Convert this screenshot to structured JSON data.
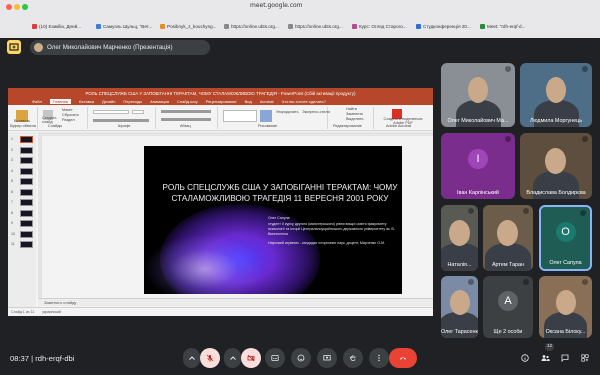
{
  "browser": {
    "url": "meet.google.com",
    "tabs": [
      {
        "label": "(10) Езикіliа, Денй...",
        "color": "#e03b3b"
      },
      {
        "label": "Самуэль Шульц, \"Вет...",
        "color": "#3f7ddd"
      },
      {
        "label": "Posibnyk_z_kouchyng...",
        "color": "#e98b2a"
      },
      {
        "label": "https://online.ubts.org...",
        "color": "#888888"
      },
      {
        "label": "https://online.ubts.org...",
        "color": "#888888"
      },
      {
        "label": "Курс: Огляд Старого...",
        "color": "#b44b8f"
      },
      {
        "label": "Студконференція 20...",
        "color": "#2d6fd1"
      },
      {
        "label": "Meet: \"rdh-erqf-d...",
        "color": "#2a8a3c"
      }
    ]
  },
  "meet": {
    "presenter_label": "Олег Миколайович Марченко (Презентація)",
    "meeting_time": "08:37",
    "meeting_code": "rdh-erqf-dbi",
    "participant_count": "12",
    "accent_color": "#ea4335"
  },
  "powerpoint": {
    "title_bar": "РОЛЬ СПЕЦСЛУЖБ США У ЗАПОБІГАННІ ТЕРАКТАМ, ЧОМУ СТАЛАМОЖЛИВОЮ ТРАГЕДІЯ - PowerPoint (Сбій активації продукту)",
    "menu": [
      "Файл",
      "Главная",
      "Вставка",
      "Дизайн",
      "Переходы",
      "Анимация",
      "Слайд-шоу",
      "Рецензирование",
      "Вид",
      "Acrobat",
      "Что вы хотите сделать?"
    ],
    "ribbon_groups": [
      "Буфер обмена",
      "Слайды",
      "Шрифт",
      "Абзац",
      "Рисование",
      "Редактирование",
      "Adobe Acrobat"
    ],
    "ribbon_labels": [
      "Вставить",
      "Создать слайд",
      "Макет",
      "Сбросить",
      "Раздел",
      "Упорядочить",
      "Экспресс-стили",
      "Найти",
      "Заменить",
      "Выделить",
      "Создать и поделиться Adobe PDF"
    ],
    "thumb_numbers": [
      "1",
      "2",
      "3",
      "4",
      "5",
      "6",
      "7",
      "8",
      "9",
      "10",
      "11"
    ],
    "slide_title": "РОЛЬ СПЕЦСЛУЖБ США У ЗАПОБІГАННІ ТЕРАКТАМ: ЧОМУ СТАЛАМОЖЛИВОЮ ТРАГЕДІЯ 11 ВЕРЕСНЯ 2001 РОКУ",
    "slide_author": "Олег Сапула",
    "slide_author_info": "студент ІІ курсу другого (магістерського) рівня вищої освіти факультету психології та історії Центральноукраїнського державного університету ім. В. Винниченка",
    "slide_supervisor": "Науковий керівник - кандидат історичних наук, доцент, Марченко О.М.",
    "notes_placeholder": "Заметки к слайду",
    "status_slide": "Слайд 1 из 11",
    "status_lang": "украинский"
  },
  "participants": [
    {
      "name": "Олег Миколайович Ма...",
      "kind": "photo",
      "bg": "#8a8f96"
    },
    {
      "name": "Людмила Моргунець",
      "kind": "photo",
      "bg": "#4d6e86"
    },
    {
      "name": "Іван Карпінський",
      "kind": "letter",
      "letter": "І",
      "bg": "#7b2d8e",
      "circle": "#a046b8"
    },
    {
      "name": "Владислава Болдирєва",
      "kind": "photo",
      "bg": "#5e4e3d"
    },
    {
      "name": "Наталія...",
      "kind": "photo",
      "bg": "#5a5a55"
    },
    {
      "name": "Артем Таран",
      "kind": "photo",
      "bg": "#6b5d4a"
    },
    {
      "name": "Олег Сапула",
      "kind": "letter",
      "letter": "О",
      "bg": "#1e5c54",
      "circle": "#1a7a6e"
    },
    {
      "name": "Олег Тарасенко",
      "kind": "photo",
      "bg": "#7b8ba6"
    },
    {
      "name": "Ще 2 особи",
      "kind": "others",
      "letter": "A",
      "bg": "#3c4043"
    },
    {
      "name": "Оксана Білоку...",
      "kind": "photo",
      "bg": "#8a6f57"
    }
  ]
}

::::

Challenge - Above are several records. Count the lines among them that contain "ЗАПОБІГАННІ" and give only the total.

Final result - 2